REQUIRED TASK: Below is a listing to transcribe in full and exactly; keep the pictures out.

[Data records]
====

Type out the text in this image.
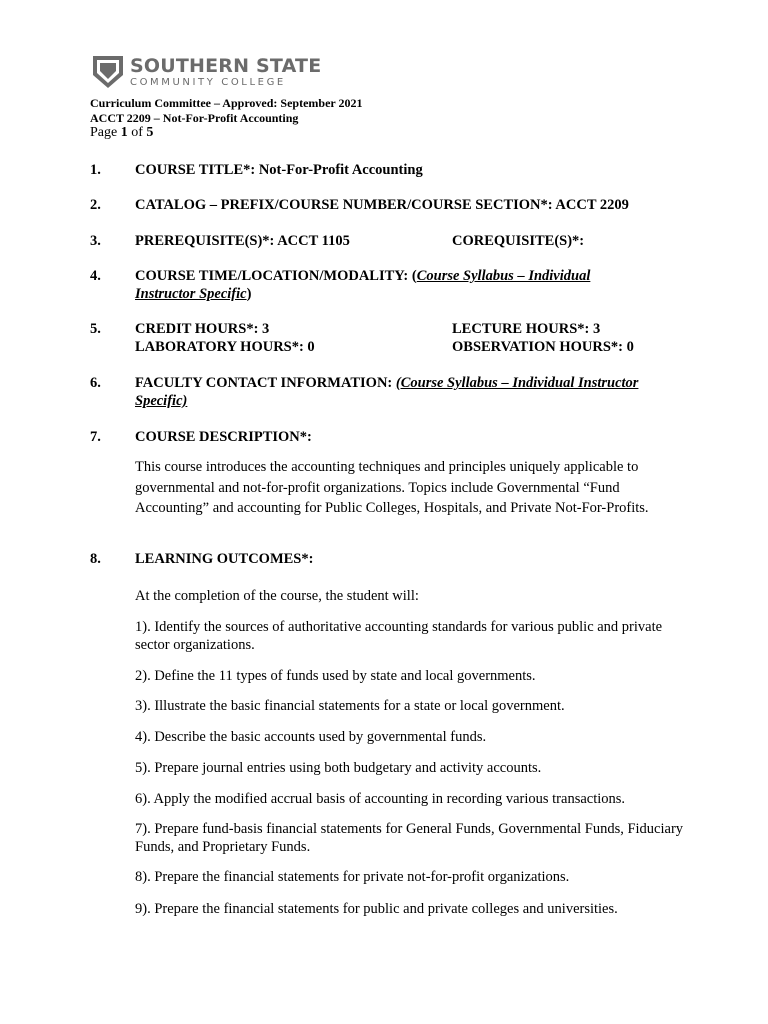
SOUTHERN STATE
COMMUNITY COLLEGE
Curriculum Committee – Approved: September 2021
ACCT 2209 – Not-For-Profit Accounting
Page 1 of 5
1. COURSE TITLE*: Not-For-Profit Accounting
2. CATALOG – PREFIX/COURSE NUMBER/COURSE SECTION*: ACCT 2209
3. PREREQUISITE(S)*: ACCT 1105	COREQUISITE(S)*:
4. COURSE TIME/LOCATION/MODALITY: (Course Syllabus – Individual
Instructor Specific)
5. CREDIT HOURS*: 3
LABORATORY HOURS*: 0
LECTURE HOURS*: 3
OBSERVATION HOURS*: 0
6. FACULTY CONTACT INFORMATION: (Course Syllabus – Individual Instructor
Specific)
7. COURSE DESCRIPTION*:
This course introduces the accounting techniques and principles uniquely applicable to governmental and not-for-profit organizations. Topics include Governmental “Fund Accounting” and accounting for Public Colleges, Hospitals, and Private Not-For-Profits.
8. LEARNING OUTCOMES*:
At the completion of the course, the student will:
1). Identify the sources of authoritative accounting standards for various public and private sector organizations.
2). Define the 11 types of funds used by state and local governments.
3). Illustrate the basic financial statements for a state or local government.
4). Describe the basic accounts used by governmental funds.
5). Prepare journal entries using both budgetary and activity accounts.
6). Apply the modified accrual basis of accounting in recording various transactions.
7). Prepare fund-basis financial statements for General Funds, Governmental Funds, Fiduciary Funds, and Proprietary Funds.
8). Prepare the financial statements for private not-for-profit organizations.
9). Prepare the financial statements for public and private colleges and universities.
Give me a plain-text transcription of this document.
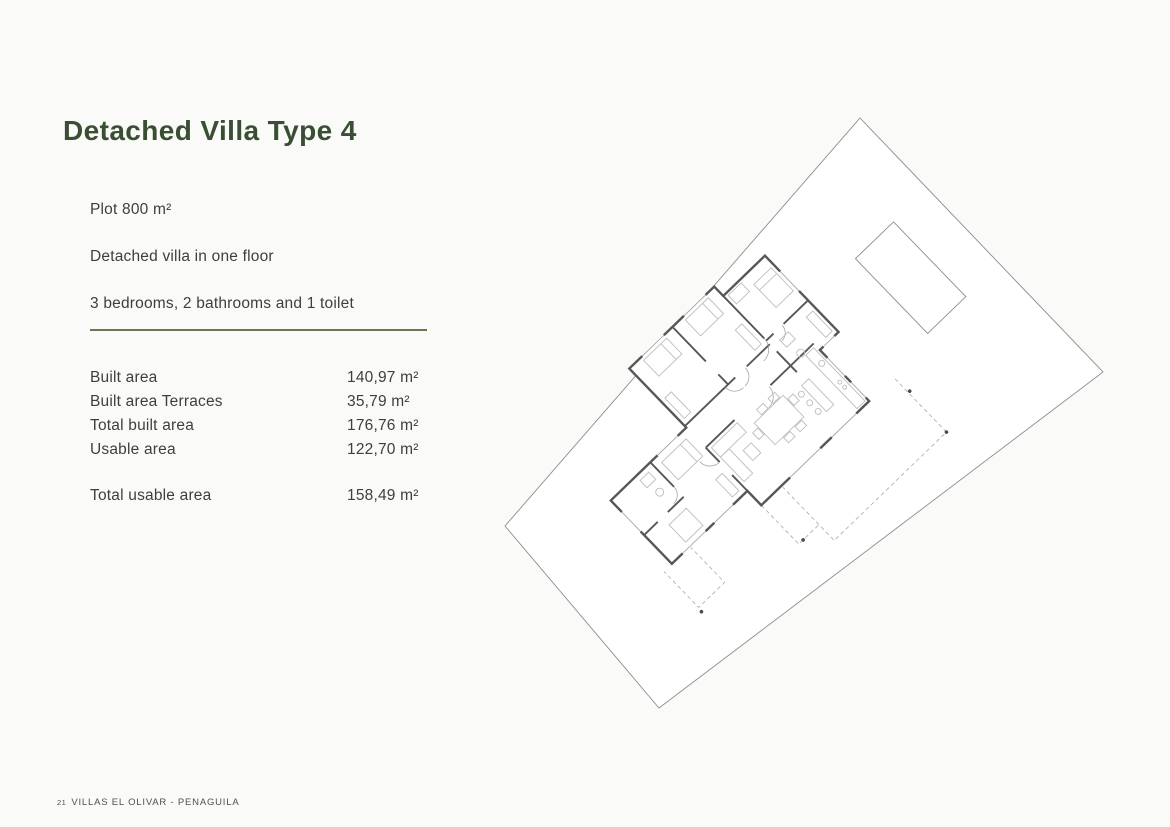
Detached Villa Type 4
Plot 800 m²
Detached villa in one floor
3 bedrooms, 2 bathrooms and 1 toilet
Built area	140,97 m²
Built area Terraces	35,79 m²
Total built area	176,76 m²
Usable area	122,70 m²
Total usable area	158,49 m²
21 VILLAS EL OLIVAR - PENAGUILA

====

SOLUTION TO THE EXERCISE:
Type out the text in this image.
SOUTHERN STATE
COMMUNITY COLLEGE
Curriculum Committee – Approved: September 2021
ACCT 2209 – Not-For-Profit Accounting
Page 1 of 5
1. COURSE TITLE*: Not-For-Profit Accounting
2. CATALOG – PREFIX/COURSE NUMBER/COURSE SECTION*: ACCT 2209
3. PREREQUISITE(S)*: ACCT 1105	COREQUISITE(S)*:
4. COURSE TIME/LOCATION/MODALITY: (Course Syllabus – Individual
Instructor Specific)
5. CREDIT HOURS*: 3
LABORATORY HOURS*: 0
LECTURE HOURS*: 3
OBSERVATION HOURS*: 0
6. FACULTY CONTACT INFORMATION: (Course Syllabus – Individual Instructor
Specific)
7. COURSE DESCRIPTION*:
This course introduces the accounting techniques and principles uniquely applicable to governmental and not-for-profit organizations. Topics include Governmental “Fund Accounting” and accounting for Public Colleges, Hospitals, and Private Not-For-Profits.
8. LEARNING OUTCOMES*:
At the completion of the course, the student will:
1). Identify the sources of authoritative accounting standards for various public and private sector organizations.
2). Define the 11 types of funds used by state and local governments.
3). Illustrate the basic financial statements for a state or local government.
4). Describe the basic accounts used by governmental funds.
5). Prepare journal entries using both budgetary and activity accounts.
6). Apply the modified accrual basis of accounting in recording various transactions.
7). Prepare fund-basis financial statements for General Funds, Governmental Funds, Fiduciary Funds, and Proprietary Funds.
8). Prepare the financial statements for private not-for-profit organizations.
9). Prepare the financial statements for public and private colleges and universities.
Give me a plain-text transcription of this document.
Detached Villa Type 4
Plot 800 m²
Detached villa in one floor
3 bedrooms, 2 bathrooms and 1 toilet
Built area	140,97 m²
Built area Terraces	35,79 m²
Total built area	176,76 m²
Usable area	122,70 m²
Total usable area	158,49 m²
21 VILLAS EL OLIVAR - PENAGUILA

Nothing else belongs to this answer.